#### [Instruction]
Locate the lines where "CARLOS" occurs and copy them as they stand.
(begin)
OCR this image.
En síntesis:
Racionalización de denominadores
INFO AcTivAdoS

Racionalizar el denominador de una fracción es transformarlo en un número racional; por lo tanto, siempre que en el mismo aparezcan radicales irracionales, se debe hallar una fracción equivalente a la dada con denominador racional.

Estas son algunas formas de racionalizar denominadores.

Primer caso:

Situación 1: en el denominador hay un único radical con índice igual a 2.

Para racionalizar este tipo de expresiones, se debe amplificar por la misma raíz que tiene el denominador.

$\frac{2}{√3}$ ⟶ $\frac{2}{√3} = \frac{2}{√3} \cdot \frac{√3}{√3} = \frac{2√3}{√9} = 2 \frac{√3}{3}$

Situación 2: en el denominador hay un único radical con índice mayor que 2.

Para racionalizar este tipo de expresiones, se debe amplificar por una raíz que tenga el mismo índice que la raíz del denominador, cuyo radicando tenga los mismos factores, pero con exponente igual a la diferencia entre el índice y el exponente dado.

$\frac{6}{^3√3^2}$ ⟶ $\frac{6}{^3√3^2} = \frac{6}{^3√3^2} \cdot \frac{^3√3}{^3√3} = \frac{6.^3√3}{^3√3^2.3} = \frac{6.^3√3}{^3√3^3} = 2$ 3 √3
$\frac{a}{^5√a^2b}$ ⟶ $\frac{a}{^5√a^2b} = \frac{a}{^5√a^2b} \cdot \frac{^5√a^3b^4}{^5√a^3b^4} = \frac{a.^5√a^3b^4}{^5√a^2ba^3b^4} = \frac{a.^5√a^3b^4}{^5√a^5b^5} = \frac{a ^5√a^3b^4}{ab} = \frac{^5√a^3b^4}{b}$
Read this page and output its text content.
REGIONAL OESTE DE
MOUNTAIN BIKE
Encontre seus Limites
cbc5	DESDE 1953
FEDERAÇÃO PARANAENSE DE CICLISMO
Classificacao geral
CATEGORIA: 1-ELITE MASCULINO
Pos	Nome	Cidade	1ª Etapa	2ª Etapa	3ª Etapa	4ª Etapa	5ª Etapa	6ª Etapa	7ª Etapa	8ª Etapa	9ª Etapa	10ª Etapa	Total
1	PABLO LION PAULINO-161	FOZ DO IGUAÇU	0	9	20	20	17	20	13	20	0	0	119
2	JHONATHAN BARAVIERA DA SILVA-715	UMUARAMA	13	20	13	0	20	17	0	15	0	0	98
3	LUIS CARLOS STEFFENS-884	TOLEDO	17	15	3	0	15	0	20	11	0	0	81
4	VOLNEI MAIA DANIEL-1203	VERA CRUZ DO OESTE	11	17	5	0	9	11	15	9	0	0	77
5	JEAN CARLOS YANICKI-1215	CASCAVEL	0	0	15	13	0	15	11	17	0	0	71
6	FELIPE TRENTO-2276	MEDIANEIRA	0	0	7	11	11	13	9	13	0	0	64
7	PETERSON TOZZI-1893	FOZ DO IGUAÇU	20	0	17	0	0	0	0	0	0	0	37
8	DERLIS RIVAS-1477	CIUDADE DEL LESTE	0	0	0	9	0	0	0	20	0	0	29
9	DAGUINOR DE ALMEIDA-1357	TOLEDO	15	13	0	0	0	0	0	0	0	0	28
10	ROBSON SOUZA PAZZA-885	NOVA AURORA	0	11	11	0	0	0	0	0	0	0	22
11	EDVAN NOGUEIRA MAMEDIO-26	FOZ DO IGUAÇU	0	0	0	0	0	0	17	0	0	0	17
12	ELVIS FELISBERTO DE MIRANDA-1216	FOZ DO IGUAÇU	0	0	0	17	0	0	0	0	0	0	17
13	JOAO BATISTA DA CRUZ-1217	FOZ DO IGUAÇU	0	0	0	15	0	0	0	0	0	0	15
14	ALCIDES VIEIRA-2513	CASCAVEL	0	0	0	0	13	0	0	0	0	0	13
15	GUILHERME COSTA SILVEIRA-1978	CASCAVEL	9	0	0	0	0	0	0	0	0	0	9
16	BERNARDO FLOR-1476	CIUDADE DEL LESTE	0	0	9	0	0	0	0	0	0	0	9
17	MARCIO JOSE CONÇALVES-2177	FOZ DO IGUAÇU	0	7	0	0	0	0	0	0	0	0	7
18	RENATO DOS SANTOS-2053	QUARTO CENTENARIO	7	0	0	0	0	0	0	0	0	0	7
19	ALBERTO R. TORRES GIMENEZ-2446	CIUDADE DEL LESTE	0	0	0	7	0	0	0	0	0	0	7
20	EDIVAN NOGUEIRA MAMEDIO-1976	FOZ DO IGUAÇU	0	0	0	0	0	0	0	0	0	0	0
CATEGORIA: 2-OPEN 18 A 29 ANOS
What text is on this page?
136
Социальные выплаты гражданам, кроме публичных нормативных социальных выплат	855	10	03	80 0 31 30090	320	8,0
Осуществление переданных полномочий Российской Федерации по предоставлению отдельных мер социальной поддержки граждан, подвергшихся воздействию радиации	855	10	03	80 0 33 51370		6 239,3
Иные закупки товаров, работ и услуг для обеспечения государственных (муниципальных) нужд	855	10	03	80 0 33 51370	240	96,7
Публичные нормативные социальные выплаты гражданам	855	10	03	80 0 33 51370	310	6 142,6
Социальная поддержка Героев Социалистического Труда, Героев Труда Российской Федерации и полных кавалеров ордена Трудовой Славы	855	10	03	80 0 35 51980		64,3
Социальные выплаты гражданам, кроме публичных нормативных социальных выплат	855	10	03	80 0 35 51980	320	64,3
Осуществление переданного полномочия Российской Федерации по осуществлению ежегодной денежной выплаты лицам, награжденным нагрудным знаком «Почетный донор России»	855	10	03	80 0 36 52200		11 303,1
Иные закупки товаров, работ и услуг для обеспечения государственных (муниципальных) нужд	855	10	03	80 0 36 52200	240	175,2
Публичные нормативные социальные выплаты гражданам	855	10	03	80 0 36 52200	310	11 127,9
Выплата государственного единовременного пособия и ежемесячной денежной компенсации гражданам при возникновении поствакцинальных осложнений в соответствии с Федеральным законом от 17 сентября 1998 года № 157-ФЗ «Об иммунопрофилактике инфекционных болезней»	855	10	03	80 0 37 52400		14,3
(end)
#### [Solution]
3	LUIS CARLOS STEFFENS-884	TOLEDO	17	15	3	0	15	0	20	11	0	0	81
5	JEAN CARLOS YANICKI-1215	CASCAVEL	0	0	15	13	0	15	11	17	0	0	71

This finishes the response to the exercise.